▶ SHORT PROBLEM
Filter the records below down to lines containing "size".

>>

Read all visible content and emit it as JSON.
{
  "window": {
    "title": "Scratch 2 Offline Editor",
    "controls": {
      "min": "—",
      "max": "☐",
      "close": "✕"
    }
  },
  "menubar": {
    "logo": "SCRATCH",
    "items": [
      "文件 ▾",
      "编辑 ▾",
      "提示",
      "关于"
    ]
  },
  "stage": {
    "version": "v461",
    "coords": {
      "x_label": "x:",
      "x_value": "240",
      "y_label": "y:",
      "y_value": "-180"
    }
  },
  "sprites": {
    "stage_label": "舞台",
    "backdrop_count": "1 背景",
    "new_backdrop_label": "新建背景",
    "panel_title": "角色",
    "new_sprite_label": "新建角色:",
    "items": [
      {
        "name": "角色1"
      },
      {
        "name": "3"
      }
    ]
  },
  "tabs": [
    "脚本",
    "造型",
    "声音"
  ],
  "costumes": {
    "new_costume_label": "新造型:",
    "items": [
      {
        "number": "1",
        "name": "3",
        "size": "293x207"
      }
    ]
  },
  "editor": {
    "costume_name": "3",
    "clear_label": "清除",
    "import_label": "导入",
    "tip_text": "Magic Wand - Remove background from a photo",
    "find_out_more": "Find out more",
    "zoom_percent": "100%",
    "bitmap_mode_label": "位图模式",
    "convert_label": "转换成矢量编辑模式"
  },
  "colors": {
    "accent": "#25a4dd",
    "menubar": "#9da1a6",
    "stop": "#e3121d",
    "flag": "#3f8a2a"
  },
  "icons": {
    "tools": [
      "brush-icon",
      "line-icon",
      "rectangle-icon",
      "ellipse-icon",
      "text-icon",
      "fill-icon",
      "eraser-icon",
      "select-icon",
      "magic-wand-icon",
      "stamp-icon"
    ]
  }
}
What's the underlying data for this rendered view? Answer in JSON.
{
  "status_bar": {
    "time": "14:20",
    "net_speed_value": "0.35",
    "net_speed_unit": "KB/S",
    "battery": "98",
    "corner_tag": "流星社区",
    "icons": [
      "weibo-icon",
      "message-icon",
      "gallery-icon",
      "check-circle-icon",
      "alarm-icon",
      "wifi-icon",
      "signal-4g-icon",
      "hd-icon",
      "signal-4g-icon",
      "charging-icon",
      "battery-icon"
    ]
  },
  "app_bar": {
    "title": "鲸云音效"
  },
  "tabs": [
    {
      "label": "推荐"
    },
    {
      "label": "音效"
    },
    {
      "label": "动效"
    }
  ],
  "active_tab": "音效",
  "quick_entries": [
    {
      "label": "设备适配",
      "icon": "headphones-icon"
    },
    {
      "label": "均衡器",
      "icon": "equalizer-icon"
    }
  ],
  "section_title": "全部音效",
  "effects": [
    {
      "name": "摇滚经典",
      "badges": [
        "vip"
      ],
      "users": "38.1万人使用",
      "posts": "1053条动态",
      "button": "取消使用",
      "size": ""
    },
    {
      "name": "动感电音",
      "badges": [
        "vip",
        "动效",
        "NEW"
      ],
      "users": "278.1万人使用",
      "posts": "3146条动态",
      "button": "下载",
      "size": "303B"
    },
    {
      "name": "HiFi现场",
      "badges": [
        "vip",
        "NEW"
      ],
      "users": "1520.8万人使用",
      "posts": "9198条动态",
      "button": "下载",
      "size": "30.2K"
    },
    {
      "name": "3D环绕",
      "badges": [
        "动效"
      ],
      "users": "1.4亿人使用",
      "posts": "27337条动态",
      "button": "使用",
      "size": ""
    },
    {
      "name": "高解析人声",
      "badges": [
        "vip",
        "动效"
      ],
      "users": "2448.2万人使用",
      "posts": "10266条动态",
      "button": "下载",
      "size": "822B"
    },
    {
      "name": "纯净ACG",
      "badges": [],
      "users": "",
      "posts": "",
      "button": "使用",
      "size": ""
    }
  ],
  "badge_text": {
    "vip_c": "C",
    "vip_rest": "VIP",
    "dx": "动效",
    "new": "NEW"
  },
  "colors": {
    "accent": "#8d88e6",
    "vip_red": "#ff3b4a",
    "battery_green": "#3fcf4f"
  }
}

<<
>>

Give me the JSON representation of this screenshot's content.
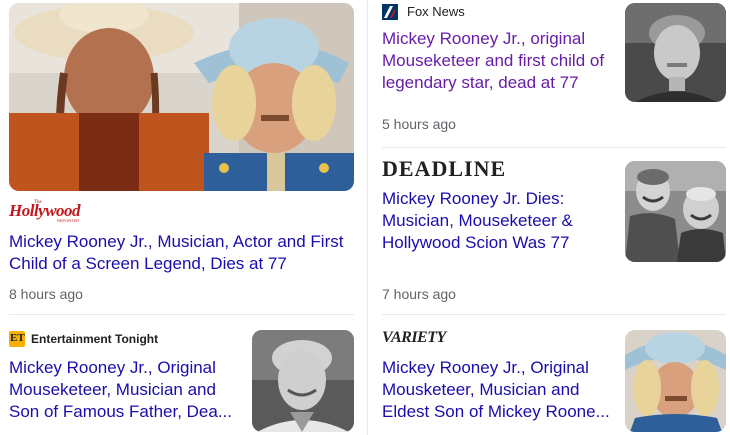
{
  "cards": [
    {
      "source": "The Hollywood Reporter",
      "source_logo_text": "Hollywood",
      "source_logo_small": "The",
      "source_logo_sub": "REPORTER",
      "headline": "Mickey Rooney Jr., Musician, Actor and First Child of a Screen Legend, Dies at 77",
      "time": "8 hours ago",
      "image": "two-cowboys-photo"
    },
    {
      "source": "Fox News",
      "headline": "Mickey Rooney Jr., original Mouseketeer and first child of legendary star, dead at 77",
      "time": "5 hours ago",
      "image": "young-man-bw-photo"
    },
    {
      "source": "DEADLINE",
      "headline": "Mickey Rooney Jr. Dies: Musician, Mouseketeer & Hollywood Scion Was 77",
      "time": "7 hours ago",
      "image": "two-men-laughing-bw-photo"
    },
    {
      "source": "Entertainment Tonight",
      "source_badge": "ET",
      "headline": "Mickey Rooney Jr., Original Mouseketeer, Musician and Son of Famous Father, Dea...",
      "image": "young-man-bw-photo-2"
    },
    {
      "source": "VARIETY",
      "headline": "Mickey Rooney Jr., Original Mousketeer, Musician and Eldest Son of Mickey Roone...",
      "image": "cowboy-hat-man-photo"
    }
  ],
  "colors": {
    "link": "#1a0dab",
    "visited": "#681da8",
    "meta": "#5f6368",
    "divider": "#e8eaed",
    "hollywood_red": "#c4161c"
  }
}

<<
>>

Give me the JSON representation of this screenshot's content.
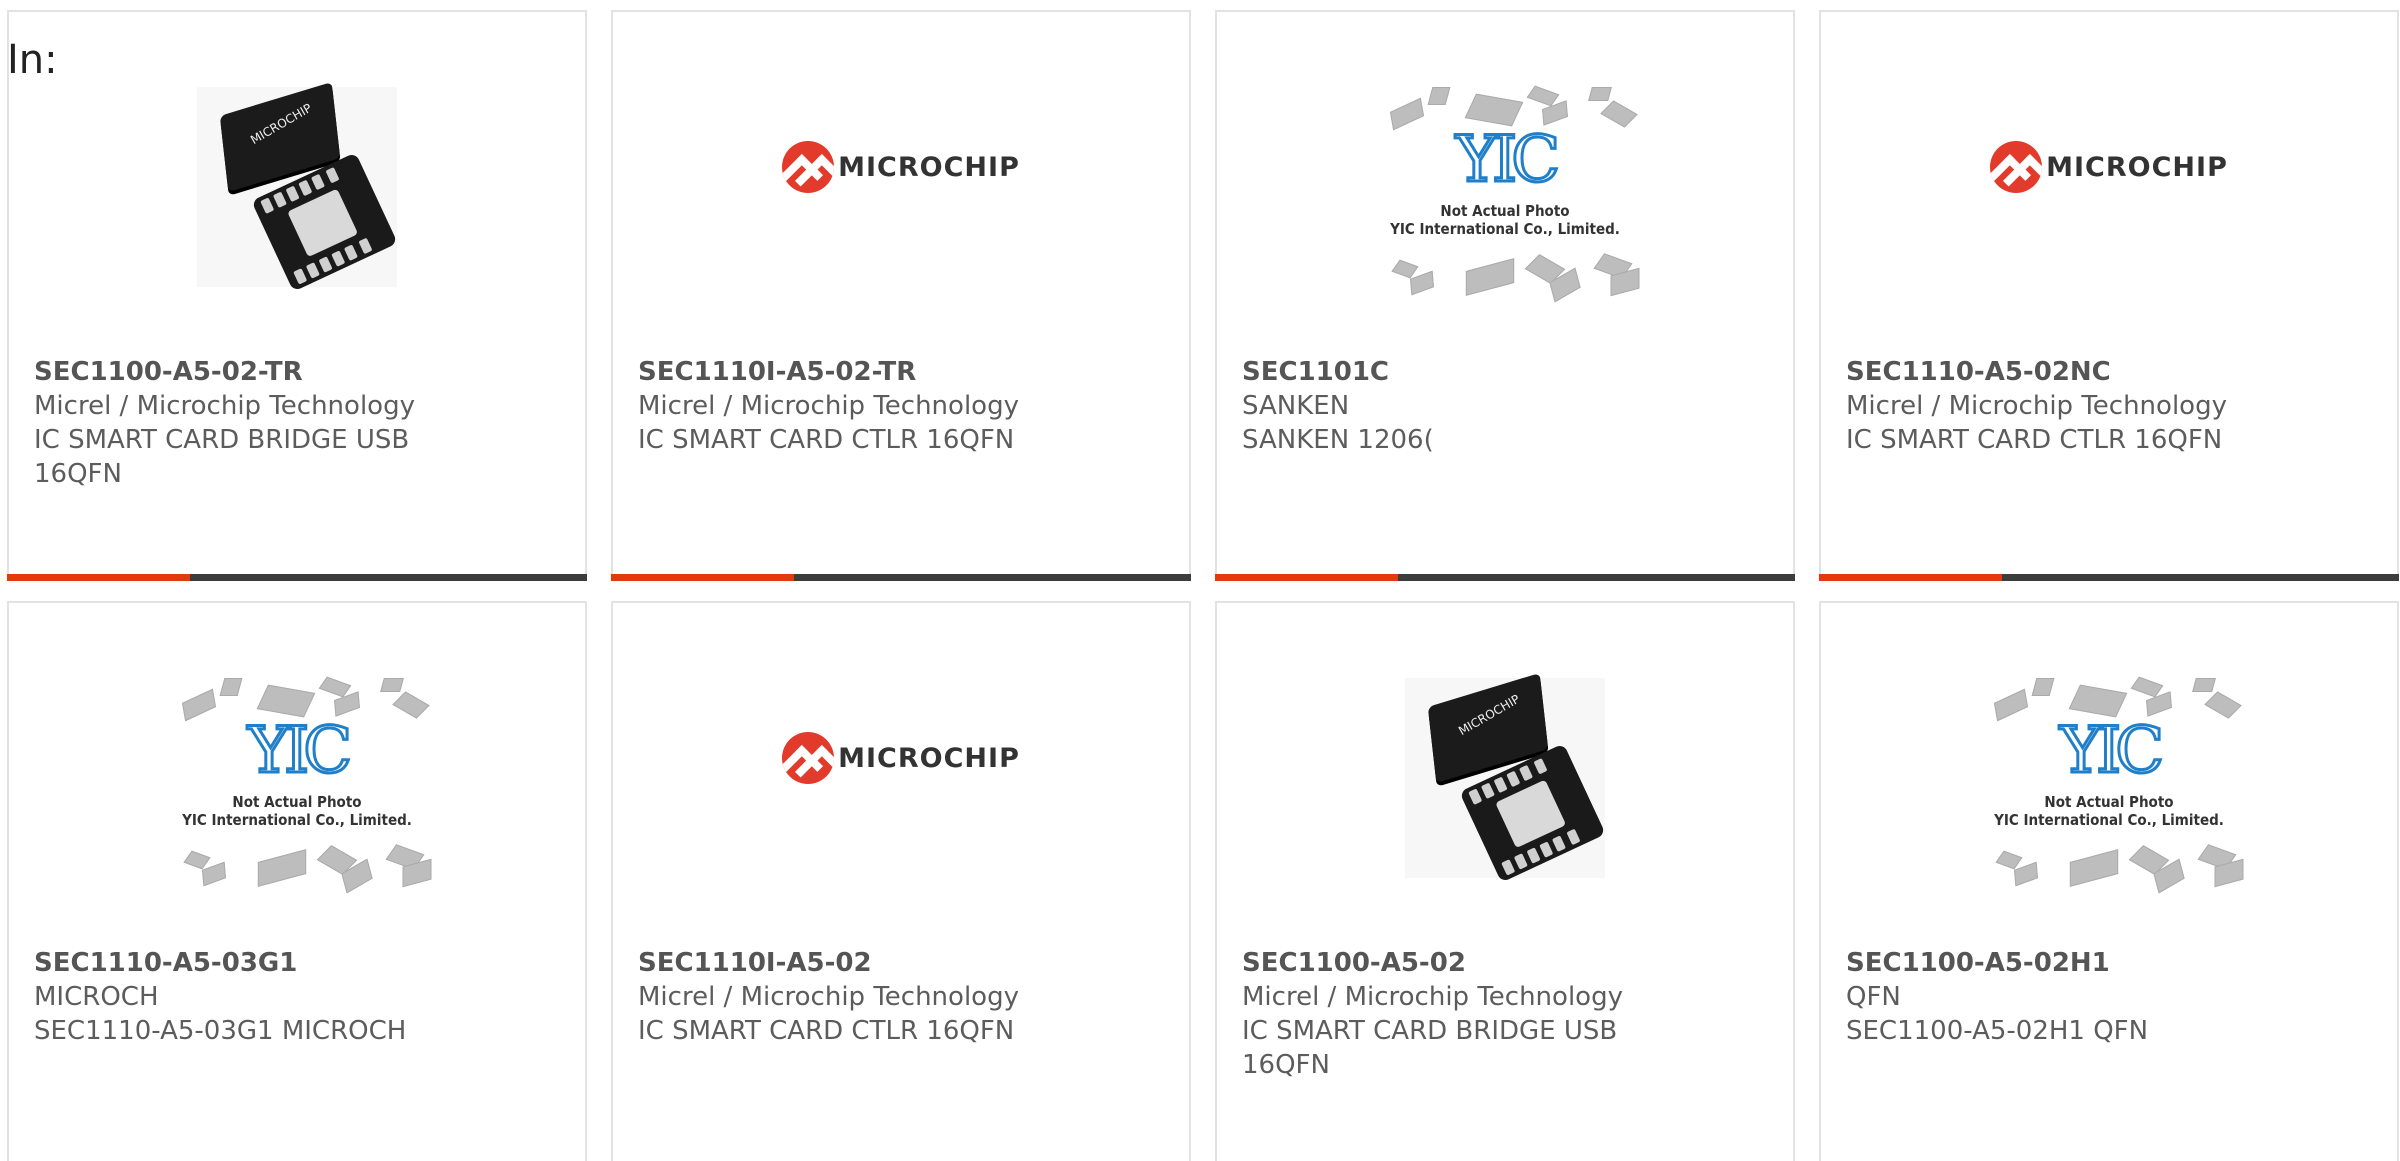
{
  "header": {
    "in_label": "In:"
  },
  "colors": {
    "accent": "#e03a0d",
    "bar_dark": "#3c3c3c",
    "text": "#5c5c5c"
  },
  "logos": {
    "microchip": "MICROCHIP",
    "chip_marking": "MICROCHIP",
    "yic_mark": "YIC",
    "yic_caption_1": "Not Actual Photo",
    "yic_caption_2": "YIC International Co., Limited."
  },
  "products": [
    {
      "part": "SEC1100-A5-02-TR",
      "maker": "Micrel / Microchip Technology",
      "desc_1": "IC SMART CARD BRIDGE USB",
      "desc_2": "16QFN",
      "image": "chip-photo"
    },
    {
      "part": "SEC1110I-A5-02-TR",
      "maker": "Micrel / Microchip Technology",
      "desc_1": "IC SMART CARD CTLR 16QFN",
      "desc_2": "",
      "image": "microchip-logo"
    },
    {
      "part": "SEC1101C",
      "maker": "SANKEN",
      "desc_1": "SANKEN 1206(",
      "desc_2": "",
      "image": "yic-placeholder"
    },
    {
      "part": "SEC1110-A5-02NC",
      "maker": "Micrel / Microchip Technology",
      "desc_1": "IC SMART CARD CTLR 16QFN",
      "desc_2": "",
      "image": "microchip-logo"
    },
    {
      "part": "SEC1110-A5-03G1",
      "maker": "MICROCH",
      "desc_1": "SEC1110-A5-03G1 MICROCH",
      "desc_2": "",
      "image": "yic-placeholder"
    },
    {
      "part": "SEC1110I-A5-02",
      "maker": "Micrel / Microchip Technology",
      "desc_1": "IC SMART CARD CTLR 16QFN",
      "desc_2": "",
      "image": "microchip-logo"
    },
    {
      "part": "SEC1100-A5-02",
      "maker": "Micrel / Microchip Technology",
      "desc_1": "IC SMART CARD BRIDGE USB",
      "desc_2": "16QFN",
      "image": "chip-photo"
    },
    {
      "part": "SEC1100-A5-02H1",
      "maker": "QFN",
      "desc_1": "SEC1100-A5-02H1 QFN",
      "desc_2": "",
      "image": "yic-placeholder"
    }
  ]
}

<<

▶ CORRECT RESPONSE
        "size": "293x207"
      "size": ""
      "size": "303B"
      "size": "30.2K"
      "size": ""
      "size": "822B"
      "size": ""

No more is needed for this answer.